(Stored data)
_ _ _ _
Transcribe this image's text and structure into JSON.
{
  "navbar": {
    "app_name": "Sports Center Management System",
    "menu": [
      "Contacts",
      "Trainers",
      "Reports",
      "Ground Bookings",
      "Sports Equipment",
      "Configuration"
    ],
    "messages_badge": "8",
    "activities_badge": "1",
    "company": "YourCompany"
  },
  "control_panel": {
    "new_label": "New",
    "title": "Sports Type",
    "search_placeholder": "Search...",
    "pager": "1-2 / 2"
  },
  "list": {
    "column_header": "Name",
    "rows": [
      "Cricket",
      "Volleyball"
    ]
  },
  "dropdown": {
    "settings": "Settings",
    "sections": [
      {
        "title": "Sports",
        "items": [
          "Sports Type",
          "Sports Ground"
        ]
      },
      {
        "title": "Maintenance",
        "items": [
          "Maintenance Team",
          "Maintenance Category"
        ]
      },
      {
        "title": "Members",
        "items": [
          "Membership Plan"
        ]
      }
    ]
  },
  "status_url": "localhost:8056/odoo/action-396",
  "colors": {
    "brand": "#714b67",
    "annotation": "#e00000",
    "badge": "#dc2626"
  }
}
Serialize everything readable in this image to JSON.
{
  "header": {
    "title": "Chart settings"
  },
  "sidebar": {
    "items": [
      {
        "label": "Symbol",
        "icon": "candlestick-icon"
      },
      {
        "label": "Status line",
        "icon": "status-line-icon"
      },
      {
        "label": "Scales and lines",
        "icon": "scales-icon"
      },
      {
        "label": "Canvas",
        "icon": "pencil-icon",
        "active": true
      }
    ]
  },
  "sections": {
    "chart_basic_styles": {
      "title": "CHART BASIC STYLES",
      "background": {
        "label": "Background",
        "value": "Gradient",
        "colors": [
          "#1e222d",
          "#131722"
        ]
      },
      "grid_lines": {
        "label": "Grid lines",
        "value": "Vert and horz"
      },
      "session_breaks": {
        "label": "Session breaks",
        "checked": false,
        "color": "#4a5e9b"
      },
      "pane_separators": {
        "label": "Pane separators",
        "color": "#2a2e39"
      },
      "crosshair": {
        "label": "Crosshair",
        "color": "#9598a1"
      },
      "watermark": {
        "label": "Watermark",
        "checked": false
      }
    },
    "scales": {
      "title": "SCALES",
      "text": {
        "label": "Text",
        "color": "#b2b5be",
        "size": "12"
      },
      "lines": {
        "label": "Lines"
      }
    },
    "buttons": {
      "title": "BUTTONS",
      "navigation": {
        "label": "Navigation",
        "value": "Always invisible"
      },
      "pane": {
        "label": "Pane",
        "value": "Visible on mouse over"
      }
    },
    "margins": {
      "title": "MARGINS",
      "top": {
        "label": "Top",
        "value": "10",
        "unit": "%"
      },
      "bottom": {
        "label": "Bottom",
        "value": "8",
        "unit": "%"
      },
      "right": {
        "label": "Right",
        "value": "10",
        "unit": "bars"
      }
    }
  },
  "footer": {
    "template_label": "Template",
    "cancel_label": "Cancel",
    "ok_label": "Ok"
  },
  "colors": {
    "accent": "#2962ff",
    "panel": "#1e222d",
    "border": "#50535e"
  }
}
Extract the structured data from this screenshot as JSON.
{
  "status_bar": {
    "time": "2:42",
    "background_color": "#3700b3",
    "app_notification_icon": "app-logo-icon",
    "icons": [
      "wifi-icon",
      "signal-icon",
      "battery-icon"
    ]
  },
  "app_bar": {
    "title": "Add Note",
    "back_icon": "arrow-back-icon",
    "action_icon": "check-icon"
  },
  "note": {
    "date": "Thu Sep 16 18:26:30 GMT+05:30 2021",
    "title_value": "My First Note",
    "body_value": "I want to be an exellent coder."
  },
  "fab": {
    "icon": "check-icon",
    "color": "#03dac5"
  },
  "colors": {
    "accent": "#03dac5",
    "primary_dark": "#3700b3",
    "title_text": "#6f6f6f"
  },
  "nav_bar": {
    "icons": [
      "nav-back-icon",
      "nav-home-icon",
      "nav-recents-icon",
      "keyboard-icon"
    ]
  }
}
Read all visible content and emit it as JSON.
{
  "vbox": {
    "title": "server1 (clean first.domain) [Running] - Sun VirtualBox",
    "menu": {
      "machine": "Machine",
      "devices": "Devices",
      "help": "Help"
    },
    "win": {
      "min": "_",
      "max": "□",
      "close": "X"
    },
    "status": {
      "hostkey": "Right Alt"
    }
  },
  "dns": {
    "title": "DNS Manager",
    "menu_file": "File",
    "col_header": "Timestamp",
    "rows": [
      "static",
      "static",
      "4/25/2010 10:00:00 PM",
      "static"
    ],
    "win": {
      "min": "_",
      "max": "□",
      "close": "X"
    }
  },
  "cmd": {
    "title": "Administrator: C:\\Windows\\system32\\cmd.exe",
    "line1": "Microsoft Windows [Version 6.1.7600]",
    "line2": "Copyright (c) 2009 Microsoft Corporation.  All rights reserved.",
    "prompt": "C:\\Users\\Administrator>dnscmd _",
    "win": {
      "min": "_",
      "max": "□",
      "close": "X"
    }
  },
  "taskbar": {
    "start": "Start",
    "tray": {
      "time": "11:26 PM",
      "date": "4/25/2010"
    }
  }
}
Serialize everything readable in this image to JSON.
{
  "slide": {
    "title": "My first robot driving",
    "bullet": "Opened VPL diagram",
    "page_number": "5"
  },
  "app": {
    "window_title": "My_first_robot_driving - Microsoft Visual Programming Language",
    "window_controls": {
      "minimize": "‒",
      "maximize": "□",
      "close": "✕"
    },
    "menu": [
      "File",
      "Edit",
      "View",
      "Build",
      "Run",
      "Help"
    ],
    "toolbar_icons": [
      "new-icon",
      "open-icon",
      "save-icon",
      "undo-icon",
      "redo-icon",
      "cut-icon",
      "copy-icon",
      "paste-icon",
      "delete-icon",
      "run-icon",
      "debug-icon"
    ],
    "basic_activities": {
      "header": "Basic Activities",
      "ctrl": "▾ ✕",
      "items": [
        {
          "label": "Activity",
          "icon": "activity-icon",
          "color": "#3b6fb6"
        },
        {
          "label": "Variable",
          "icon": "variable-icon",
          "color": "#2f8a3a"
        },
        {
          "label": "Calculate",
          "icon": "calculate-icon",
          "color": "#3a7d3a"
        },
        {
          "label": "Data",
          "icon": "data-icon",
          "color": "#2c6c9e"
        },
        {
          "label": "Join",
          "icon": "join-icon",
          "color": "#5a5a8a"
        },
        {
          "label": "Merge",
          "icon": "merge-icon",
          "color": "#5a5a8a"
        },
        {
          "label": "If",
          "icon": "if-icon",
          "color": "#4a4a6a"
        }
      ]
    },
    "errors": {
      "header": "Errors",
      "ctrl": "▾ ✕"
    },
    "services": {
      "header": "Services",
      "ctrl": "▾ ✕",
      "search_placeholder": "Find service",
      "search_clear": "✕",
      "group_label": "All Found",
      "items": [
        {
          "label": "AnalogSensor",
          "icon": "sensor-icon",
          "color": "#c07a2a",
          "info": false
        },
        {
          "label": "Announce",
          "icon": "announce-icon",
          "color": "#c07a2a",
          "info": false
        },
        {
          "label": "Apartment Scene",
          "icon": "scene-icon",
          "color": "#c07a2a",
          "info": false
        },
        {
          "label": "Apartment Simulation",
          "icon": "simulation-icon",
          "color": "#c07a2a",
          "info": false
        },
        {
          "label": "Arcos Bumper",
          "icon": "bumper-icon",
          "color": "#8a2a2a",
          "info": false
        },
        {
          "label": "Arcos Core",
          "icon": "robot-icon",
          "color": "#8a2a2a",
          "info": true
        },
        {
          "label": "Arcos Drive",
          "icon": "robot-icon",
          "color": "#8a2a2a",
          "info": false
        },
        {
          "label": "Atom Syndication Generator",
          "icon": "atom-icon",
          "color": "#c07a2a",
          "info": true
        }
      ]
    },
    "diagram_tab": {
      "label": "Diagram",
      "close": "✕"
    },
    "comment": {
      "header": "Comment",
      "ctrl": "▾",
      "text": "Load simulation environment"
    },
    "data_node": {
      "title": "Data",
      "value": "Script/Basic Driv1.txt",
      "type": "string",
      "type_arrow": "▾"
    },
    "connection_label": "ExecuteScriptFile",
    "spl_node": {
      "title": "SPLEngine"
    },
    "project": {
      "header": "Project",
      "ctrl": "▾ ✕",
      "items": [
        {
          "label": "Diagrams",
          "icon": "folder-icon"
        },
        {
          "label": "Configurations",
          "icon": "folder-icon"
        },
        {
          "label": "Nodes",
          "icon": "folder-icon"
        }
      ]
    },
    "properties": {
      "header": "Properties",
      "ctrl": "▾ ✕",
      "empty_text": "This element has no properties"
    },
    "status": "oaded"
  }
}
_ _ _ _
WHAT IS ASKED: List every line above that contains the word "Administrator".

REPLY:
    "title": "Administrator: C:\\Windows\\system32\\cmd.exe",
    "prompt": "C:\\Users\\Administrator>dnscmd _",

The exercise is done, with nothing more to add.